### Given exercise
Repeat all the records exactly, omitting pictures.

### Given entries
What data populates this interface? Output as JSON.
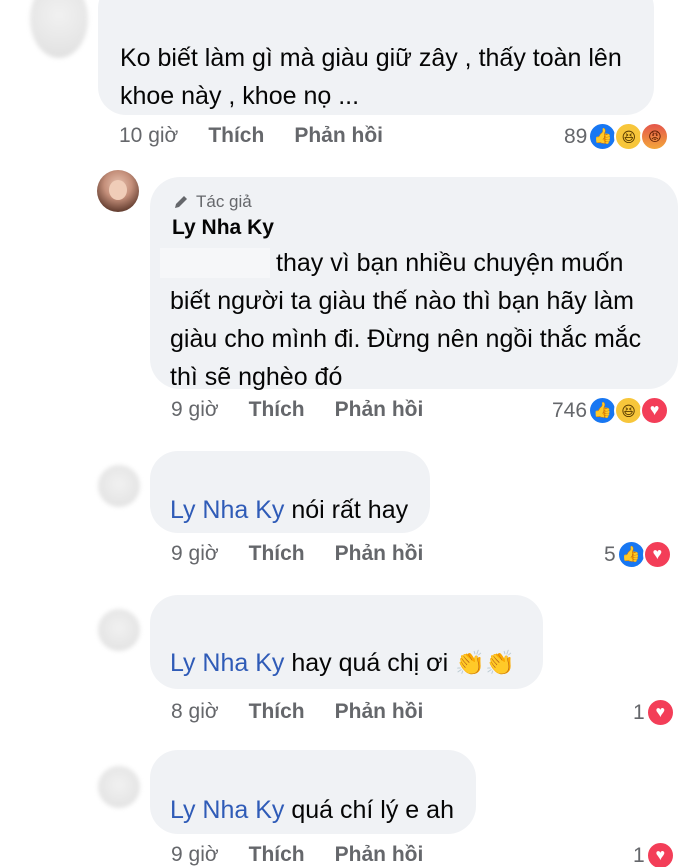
{
  "comments": [
    {
      "text_line1": "Ko biết làm gì mà giàu giữ zây , thấy toàn lên",
      "text_line2": "khoe này , khoe nọ ...",
      "time": "10 giờ",
      "like_label": "Thích",
      "reply_label": "Phản hồi",
      "reaction_count": "89",
      "reactions": [
        "like-icon",
        "haha-icon",
        "angry-icon"
      ]
    },
    {
      "badge": "Tác giả",
      "author": "Ly Nha Ky",
      "text_line1": "thay vì bạn nhiều chuyện muốn",
      "text_line2": "biết người ta giàu thế nào thì bạn hãy làm",
      "text_line3": "giàu cho mình đi. Đừng nên ngồi thắc mắc",
      "text_line4": "thì sẽ nghèo đó",
      "time": "9 giờ",
      "like_label": "Thích",
      "reply_label": "Phản hồi",
      "reaction_count": "746",
      "reactions": [
        "like-icon",
        "haha-icon",
        "love-icon"
      ]
    },
    {
      "mention": "Ly Nha Ky",
      "text": "nói rất hay",
      "time": "9 giờ",
      "like_label": "Thích",
      "reply_label": "Phản hồi",
      "reaction_count": "5",
      "reactions": [
        "like-icon",
        "love-icon"
      ]
    },
    {
      "mention": "Ly Nha Ky",
      "text": "hay quá chị ơi",
      "emoji": "👏👏",
      "time": "8 giờ",
      "like_label": "Thích",
      "reply_label": "Phản hồi",
      "reaction_count": "1",
      "reactions": [
        "love-icon"
      ]
    },
    {
      "mention": "Ly Nha Ky",
      "text": "quá chí lý e ah",
      "time": "9 giờ",
      "like_label": "Thích",
      "reply_label": "Phản hồi",
      "reaction_count": "1",
      "reactions": [
        "love-icon"
      ]
    }
  ],
  "colors": {
    "bubble": "#f0f2f5",
    "meta": "#65676b",
    "mention": "#2f5bb7",
    "like": "#1877f2",
    "love": "#f33e58"
  }
}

### Task solution
What data populates this interface? Output as JSON.
{
  "comments": [
    {
      "text_line1": "Ko biết làm gì mà giàu giữ zây , thấy toàn lên",
      "text_line2": "khoe này , khoe nọ ...",
      "time": "10 giờ",
      "like_label": "Thích",
      "reply_label": "Phản hồi",
      "reaction_count": "89",
      "reactions": [
        "like-icon",
        "haha-icon",
        "angry-icon"
      ]
    },
    {
      "badge": "Tác giả",
      "author": "Ly Nha Ky",
      "text_line1": "thay vì bạn nhiều chuyện muốn",
      "text_line2": "biết người ta giàu thế nào thì bạn hãy làm",
      "text_line3": "giàu cho mình đi. Đừng nên ngồi thắc mắc",
      "text_line4": "thì sẽ nghèo đó",
      "time": "9 giờ",
      "like_label": "Thích",
      "reply_label": "Phản hồi",
      "reaction_count": "746",
      "reactions": [
        "like-icon",
        "haha-icon",
        "love-icon"
      ]
    },
    {
      "mention": "Ly Nha Ky",
      "text": "nói rất hay",
      "time": "9 giờ",
      "like_label": "Thích",
      "reply_label": "Phản hồi",
      "reaction_count": "5",
      "reactions": [
        "like-icon",
        "love-icon"
      ]
    },
    {
      "mention": "Ly Nha Ky",
      "text": "hay quá chị ơi",
      "emoji": "👏👏",
      "time": "8 giờ",
      "like_label": "Thích",
      "reply_label": "Phản hồi",
      "reaction_count": "1",
      "reactions": [
        "love-icon"
      ]
    },
    {
      "mention": "Ly Nha Ky",
      "text": "quá chí lý e ah",
      "time": "9 giờ",
      "like_label": "Thích",
      "reply_label": "Phản hồi",
      "reaction_count": "1",
      "reactions": [
        "love-icon"
      ]
    }
  ],
  "colors": {
    "bubble": "#f0f2f5",
    "meta": "#65676b",
    "mention": "#2f5bb7",
    "like": "#1877f2",
    "love": "#f33e58"
  }
}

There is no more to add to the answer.